- Problem: Will you transcribe all the entries word for word, skipping the pictures they hold?

-- start Entries shown --

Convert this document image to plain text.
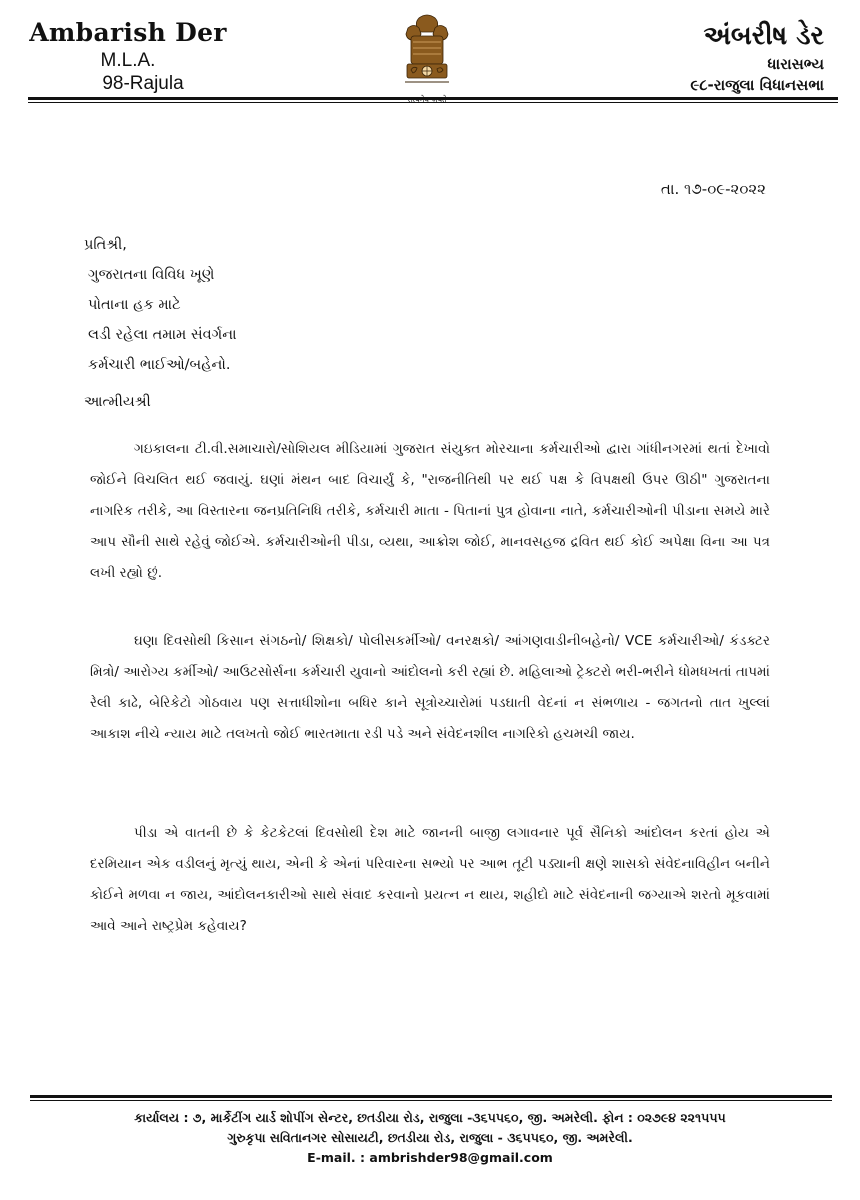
Ambarish Der
M.L.A.
98-Rajula
અંબરીષ ડેર
ધારાસભ્ય
૯૮-રાજુલા વિધાનસભા
તા. ૧૭-૦૯-૨૦૨૨
પ્રતિશ્રી,
ગુજરાતના વિવિધ ખૂણે
પોતાના હક માટે
લડી રહેલા તમામ સંવર્ગના
કર્મચારી ભાઈઓ/બહેનો.
આત્મીયશ્રી

ગઇકાલના ટી.વી.સમાચારો/સોશિયલ મીડિયામાં ગુજરાત સંયુક્ત મોરચાના કર્મચારીઓ દ્વારા ગાંધીનગરમાં થતાં દેખાવો જોઈને વિચલિત થઈ જવાયું. ઘણાં મંથન બાદ વિચાર્યું કે, "રાજનીતિથી પર થઈ પક્ષ કે વિપક્ષથી ઉપર ઊઠી" ગુજરાતના નાગરિક તરીકે, આ વિસ્તારના જનપ્રતિનિધિ તરીકે, કર્મચારી માતા - પિતાનાં પુત્ર હોવાના નાતે, કર્મચારીઓની પીડાના સમયે મારે આપ સૌની સાથે રહેવું જોઈએ. કર્મચારીઓની પીડા, વ્યથા, આક્રોશ જોઈ, માનવસહજ દ્રવિત થઈ કોઈ અપેક્ષા વિના આ પત્ર લખી રહ્યો છું.

ઘણા દિવસોથી કિસાન સંગઠનો/ શિક્ષકો/ પોલીસકર્મીઓ/ વનરક્ષકો/ આંગણવાડીનીબહેનો/ VCE કર્મચારીઓ/ કંડક્ટર મિત્રો/ આરોગ્ય કર્મીઓ/ આઉટસોર્સના કર્મચારી યુવાનો આંદોલનો કરી રહ્યાં છે. મહિલાઓ ટ્રેક્ટરો ભરી-ભરીને ધોમધખતાં તાપમાં રેલી કાઢે, બેરિકેટો ગોઠવાય પણ સત્તાધીશોના બધિર કાને સૂત્રોચ્ચારોમાં પડઘાતી વેદનાં ન સંભળાય - જગતનો તાત ખુલ્લાં આકાશ નીચે ન્યાય માટે તલખતો જોઈ ભારતમાતા રડી પડે અને સંવેદનશીલ નાગરિકો હચમચી જાય.

પીડા એ વાતની છે કે કેટકેટલાં દિવસોથી દેશ માટે જાનની બાજી લગાવનાર પૂર્વ સૈનિકો આંદોલન કરતાં હોય એ દરમિયાન એક વડીલનું મૃત્યું થાય, એની કે એનાં પરિવારના સભ્યો પર આભ તૂટી પડ્યાની ક્ષણે શાસકો સંવેદનાવિહીન બનીને કોઈને મળવા ન જાય, આંદોલનકારીઓ સાથે સંવાદ કરવાનો પ્રયત્ન ન થાય, શહીદો માટે સંવેદનાની જગ્યાએ શરતો મૂકવામાં આવે આને રાષ્ટ્રપ્રેમ કહેવાય?

કાર્યાલય : ૭, માર્કેટીંગ યાર્ડ શોપીંગ સેન્ટર, છતડીયા રોડ, રાજુલા -૩૬૫૫૬૦, જી. અમરેલી. ફોન : ૦૨૭૯૪ ૨૨૧૫૫૫
ગુરુકૃપા સવિતાનગર સોસાયટી, છતડીયા રોડ, રાજુલા - ૩૬૫૫૬૦, જી. અમરેલી.
E-mail. : ambrishder98@gmail.com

-- end Entries shown --

- Solved exercise:
Convert this document image to plain text.
Ambarish Der
M.L.A.
98-Rajula
અંબરીષ ડેર
ધારાસભ્ય
૯૮-રાજુલા વિધાનસભા
તા. ૧૭-૦૯-૨૦૨૨
પ્રતિશ્રી,
ગુજરાતના વિવિધ ખૂણે
પોતાના હક માટે
લડી રહેલા તમામ સંવર્ગના
કર્મચારી ભાઈઓ/બહેનો.
આત્મીયશ્રી

ગઇકાલના ટી.વી.સમાચારો/સોશિયલ મીડિયામાં ગુજરાત સંયુક્ત મોરચાના કર્મચારીઓ દ્વારા ગાંધીનગરમાં થતાં દેખાવો જોઈને વિચલિત થઈ જવાયું. ઘણાં મંથન બાદ વિચાર્યું કે, "રાજનીતિથી પર થઈ પક્ષ કે વિપક્ષથી ઉપર ઊઠી" ગુજરાતના નાગરિક તરીકે, આ વિસ્તારના જનપ્રતિનિધિ તરીકે, કર્મચારી માતા - પિતાનાં પુત્ર હોવાના નાતે, કર્મચારીઓની પીડાના સમયે મારે આપ સૌની સાથે રહેવું જોઈએ. કર્મચારીઓની પીડા, વ્યથા, આક્રોશ જોઈ, માનવસહજ દ્રવિત થઈ કોઈ અપેક્ષા વિના આ પત્ર લખી રહ્યો છું.

ઘણા દિવસોથી કિસાન સંગઠનો/ શિક્ષકો/ પોલીસકર્મીઓ/ વનરક્ષકો/ આંગણવાડીનીબહેનો/ VCE કર્મચારીઓ/ કંડક્ટર મિત્રો/ આરોગ્ય કર્મીઓ/ આઉટસોર્સના કર્મચારી યુવાનો આંદોલનો કરી રહ્યાં છે. મહિલાઓ ટ્રેક્ટરો ભરી-ભરીને ધોમધખતાં તાપમાં રેલી કાઢે, બેરિકેટો ગોઠવાય પણ સત્તાધીશોના બધિર કાને સૂત્રોચ્ચારોમાં પડઘાતી વેદનાં ન સંભળાય - જગતનો તાત ખુલ્લાં આકાશ નીચે ન્યાય માટે તલખતો જોઈ ભારતમાતા રડી પડે અને સંવેદનશીલ નાગરિકો હચમચી જાય.

પીડા એ વાતની છે કે કેટકેટલાં દિવસોથી દેશ માટે જાનની બાજી લગાવનાર પૂર્વ સૈનિકો આંદોલન કરતાં હોય એ દરમિયાન એક વડીલનું મૃત્યું થાય, એની કે એનાં પરિવારના સભ્યો પર આભ તૂટી પડ્યાની ક્ષણે શાસકો સંવેદનાવિહીન બનીને કોઈને મળવા ન જાય, આંદોલનકારીઓ સાથે સંવાદ કરવાનો પ્રયત્ન ન થાય, શહીદો માટે સંવેદનાની જગ્યાએ શરતો મૂકવામાં આવે આને રાષ્ટ્રપ્રેમ કહેવાય?

કાર્યાલય : ૭, માર્કેટીંગ યાર્ડ શોપીંગ સેન્ટર, છતડીયા રોડ, રાજુલા -૩૬૫૫૬૦, જી. અમરેલી. ફોન : ૦૨૭૯૪ ૨૨૧૫૫૫
ગુરુકૃપા સવિતાનગર સોસાયટી, છતડીયા રોડ, રાજુલા - ૩૬૫૫૬૦, જી. અમરેલી.
E-mail. : ambrishder98@gmail.com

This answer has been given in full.